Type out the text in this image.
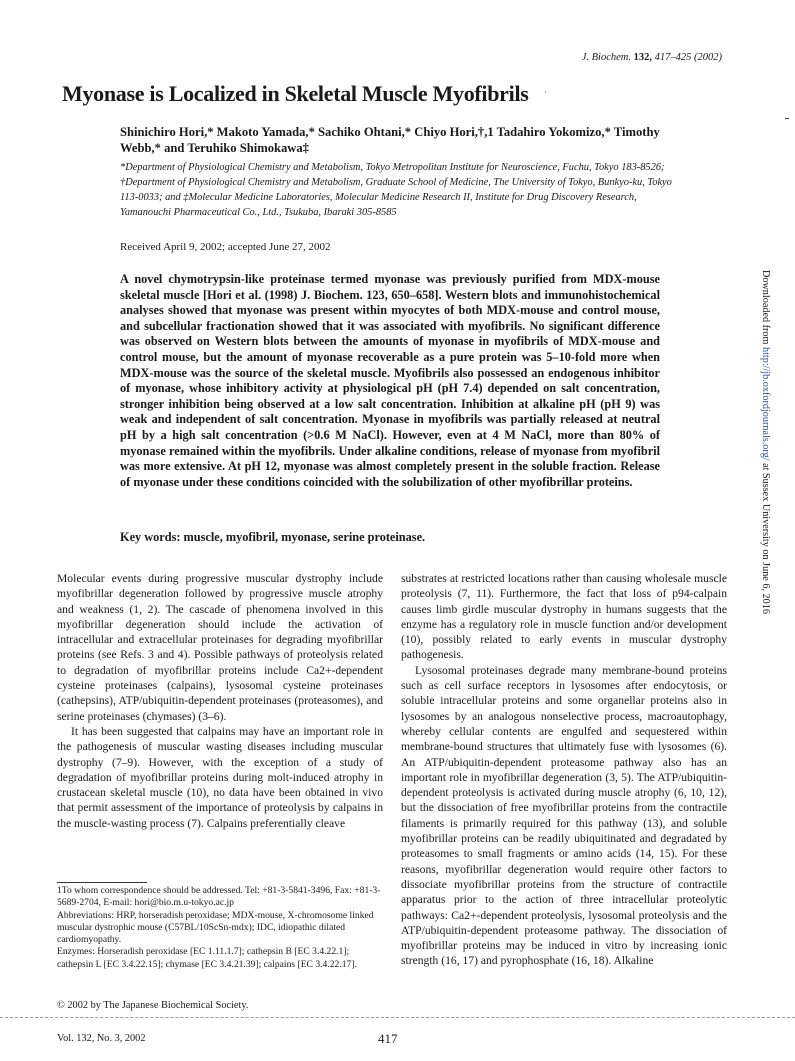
J. Biochem. 132, 417–425 (2002)
Myonase is Localized in Skeletal Muscle Myofibrils ·
Shinichiro Hori,* Makoto Yamada,* Sachiko Ohtani,* Chiyo Hori,†,1 Tadahiro Yokomizo,* Timothy Webb,* and Teruhiko Shimokawa‡
*Department of Physiological Chemistry and Metabolism, Tokyo Metropolitan Institute for Neuroscience, Fuchu, Tokyo 183-8526; †Department of Physiological Chemistry and Metabolism, Graduate School of Medicine, The University of Tokyo, Bunkyo-ku, Tokyo 113-0033; and ‡Molecular Medicine Laboratories, Molecular Medicine Research II, Institute for Drug Discovery Research, Yamanouchi Pharmaceutical Co., Ltd., Tsukuba, Ibaraki 305-8585
Received April 9, 2002; accepted June 27, 2002
A novel chymotrypsin-like proteinase termed myonase was previously purified from MDX-mouse skeletal muscle [Hori et al. (1998) J. Biochem. 123, 650–658]. Western blots and immunohistochemical analyses showed that myonase was present within myocytes of both MDX-mouse and control mouse, and subcellular fractionation showed that it was associated with myofibrils. No significant difference was observed on Western blots between the amounts of myonase in myofibrils of MDX-mouse and control mouse, but the amount of myonase recoverable as a pure protein was 5–10-fold more when MDX-mouse was the source of the skeletal muscle. Myofibrils also possessed an endogenous inhibitor of myonase, whose inhibitory activity at physiological pH (pH 7.4) depended on salt concentration, stronger inhibition being observed at a low salt concentration. Inhibition at alkaline pH (pH 9) was weak and independent of salt concentration. Myonase in myofibrils was partially released at neutral pH by a high salt concentration (>0.6 M NaCl). However, even at 4 M NaCl, more than 80% of myonase remained within the myofibrils. Under alkaline conditions, release of myonase from myofibril was more extensive. At pH 12, myonase was almost completely present in the soluble fraction. Release of myonase under these conditions coincided with the solubilization of other myofibrillar proteins.
Key words: muscle, myofibril, myonase, serine proteinase.

Molecular events during progressive muscular dystrophy include myofibrillar degeneration followed by progressive muscle atrophy and weakness (1, 2). The cascade of phenomena involved in this myofibrillar degeneration should include the activation of intracellular and extracellular proteinases for degrading myofibrillar proteins (see Refs. 3 and 4). Possible pathways of proteolysis related to degradation of myofibrillar proteins include Ca2+-dependent cysteine proteinases (calpains), lysosomal cysteine proteinases (cathepsins), ATP/ubiquitin-dependent proteinases (proteasomes), and serine proteinases (chymases) (3–6).

It has been suggested that calpains may have an important role in the pathogenesis of muscular wasting diseases including muscular dystrophy (7–9). However, with the exception of a study of degradation of myofibrillar proteins during molt-induced atrophy in crustacean skeletal muscle (10), no data have been obtained in vivo that permit assessment of the importance of proteolysis by calpains in the muscle-wasting process (7). Calpains preferentially cleave

substrates at restricted locations rather than causing wholesale muscle proteolysis (7, 11). Furthermore, the fact that loss of p94-calpain causes limb girdle muscular dystrophy in humans suggests that the enzyme has a regulatory role in muscle function and/or development (10), possibly related to early events in muscular dystrophy pathogenesis.

Lysosomal proteinases degrade many membrane-bound proteins such as cell surface receptors in lysosomes after endocytosis, or soluble intracellular proteins and some organellar proteins also in lysosomes by an analogous nonselective process, macroautophagy, whereby cellular contents are engulfed and sequestered within membrane-bound structures that ultimately fuse with lysosomes (6). An ATP/ubiquitin-dependent proteasome pathway also has an important role in myofibrillar degeneration (3, 5). The ATP/ubiquitin-dependent proteolysis is activated during muscle atrophy (6, 10, 12), but the dissociation of free myofibrillar proteins from the contractile filaments is primarily required for this pathway (13), and soluble myofibrillar proteins can be readily ubiquitinated and degradated by proteasomes to small fragments or amino acids (14, 15). For these reasons, myofibrillar degeneration would require other factors to dissociate myofibrillar proteins from the structure of contractile apparatus prior to the action of three intracellular proteolytic pathways: Ca2+-dependent proteolysis, lysosomal proteolysis and the ATP/ubiquitin-dependent proteasome pathway. The dissociation of myofibrillar proteins may be induced in vitro by increasing ionic strength (16, 17) and pyrophosphate (16, 18). Alkaline

1To whom correspondence should be addressed. Tel: +81-3-5841-3496, Fax: +81-3-5689-2704, E-mail: hori@bio.m.u-tokyo.ac.jp
Abbreviations: HRP, horseradish peroxidase; MDX-mouse, X-chromosome linked muscular dystrophic mouse (C57BL/10ScSn-mdx); IDC, idiopathic dilated cardiomyopathy.
Enzymes: Horseradish peroxidase [EC 1.11.1.7]; cathepsin B [EC 3.4.22.1]; cathepsin L [EC 3.4.22.15]; chymase [EC 3.4.21.39]; calpains [EC 3.4.22.17].
© 2002 by The Japanese Biochemical Society.
Vol. 132, No. 3, 2002	417
Downloaded from http://jb.oxfordjournals.org/ at Sussex University on June 6, 2016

• _HOW TO COMPLETE THIS TASK_: Go through the data above and copy each line in which "June" appears.

• _FINISHED TASK_:
Received April 9, 2002; accepted June 27, 2002
Downloaded from http://jb.oxfordjournals.org/ at Sussex University on June 6, 2016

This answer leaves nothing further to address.